── Listed records ──
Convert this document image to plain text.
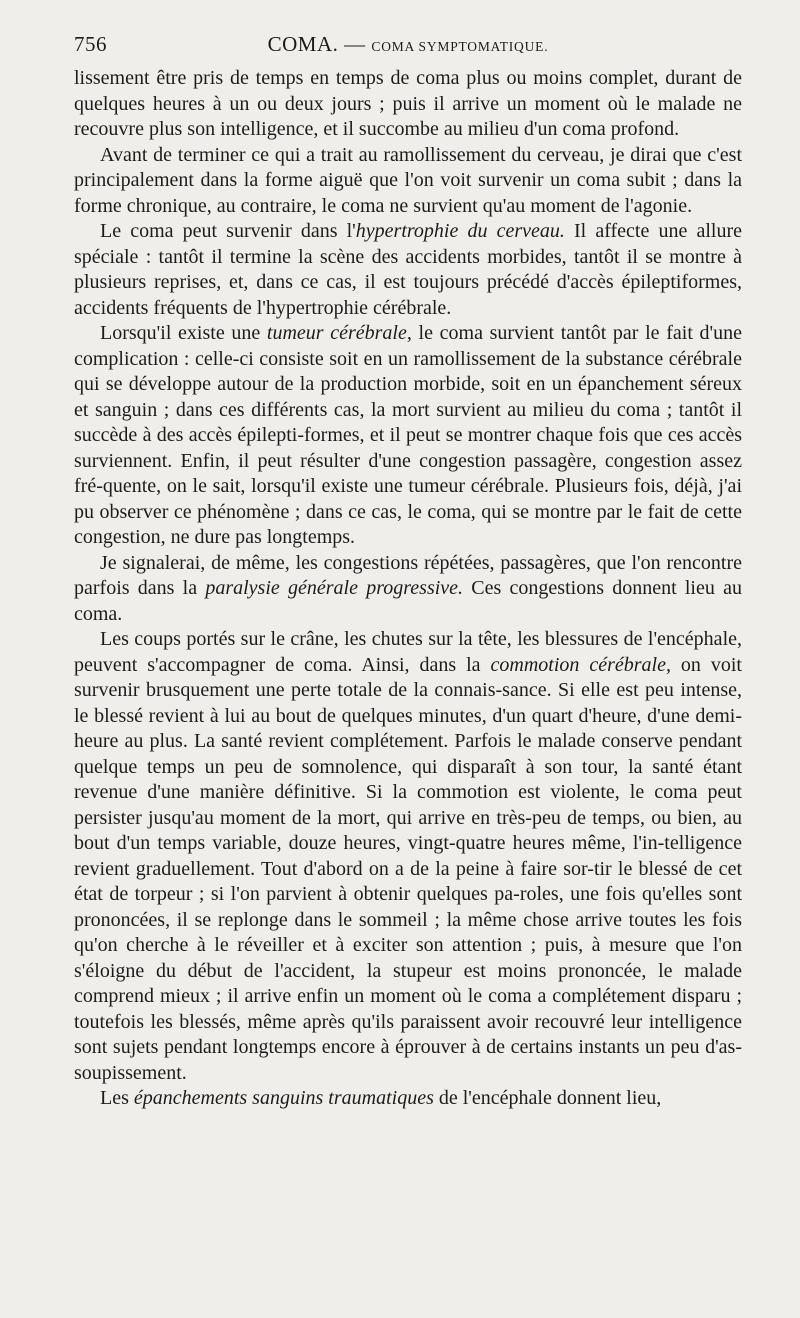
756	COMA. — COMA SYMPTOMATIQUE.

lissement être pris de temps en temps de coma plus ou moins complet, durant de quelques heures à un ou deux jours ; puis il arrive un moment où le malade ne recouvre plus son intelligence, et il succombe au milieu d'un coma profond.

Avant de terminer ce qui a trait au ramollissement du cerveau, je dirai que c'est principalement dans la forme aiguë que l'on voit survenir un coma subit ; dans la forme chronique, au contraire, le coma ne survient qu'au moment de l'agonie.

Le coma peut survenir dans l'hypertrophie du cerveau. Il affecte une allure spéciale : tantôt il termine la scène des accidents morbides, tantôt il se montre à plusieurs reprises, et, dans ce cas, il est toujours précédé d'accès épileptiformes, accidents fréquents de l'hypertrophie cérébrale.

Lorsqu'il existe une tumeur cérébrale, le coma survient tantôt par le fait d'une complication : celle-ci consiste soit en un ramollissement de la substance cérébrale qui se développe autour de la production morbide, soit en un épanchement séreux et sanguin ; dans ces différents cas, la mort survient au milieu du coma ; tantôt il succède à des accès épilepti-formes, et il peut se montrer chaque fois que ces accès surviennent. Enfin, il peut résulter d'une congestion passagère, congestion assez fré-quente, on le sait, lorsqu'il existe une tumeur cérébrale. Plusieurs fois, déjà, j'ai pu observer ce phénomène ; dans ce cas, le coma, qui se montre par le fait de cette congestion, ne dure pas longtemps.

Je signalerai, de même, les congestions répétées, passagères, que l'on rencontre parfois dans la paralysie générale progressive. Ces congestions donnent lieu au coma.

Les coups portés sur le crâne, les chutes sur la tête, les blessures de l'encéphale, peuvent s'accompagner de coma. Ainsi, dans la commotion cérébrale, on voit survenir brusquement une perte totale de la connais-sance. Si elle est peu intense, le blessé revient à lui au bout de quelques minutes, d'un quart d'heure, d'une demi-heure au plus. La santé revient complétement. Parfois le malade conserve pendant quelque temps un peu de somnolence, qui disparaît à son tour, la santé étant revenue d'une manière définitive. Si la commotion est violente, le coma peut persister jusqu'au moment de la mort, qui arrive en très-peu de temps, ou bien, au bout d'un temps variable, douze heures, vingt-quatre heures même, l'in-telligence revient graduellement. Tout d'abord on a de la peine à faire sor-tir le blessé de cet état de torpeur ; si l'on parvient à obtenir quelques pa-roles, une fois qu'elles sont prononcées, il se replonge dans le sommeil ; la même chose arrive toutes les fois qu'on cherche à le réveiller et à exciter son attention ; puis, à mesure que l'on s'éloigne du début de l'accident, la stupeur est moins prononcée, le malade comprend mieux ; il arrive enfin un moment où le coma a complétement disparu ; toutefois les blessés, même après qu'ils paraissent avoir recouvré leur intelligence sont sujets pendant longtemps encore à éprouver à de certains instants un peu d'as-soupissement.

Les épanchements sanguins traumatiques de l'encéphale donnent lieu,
───
── Listed records ──
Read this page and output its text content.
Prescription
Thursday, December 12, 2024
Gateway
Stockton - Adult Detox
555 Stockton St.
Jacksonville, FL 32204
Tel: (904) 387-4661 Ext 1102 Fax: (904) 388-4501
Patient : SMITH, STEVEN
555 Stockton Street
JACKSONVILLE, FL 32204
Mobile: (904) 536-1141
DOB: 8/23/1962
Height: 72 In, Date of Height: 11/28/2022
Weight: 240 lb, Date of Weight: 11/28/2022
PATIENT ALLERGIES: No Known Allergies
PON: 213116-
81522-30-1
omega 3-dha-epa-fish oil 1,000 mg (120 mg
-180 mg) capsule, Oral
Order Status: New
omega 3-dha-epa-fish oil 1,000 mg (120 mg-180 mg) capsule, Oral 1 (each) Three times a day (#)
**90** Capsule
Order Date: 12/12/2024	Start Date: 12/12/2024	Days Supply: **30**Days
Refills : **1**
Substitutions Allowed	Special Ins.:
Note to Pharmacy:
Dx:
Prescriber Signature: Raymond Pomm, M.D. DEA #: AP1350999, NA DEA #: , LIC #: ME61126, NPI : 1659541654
───
* Instruction: Working from the entries above, return all lines that contain "text".

* Finished exercise:
Convert this document image to plain text.
Read this page and output its text content.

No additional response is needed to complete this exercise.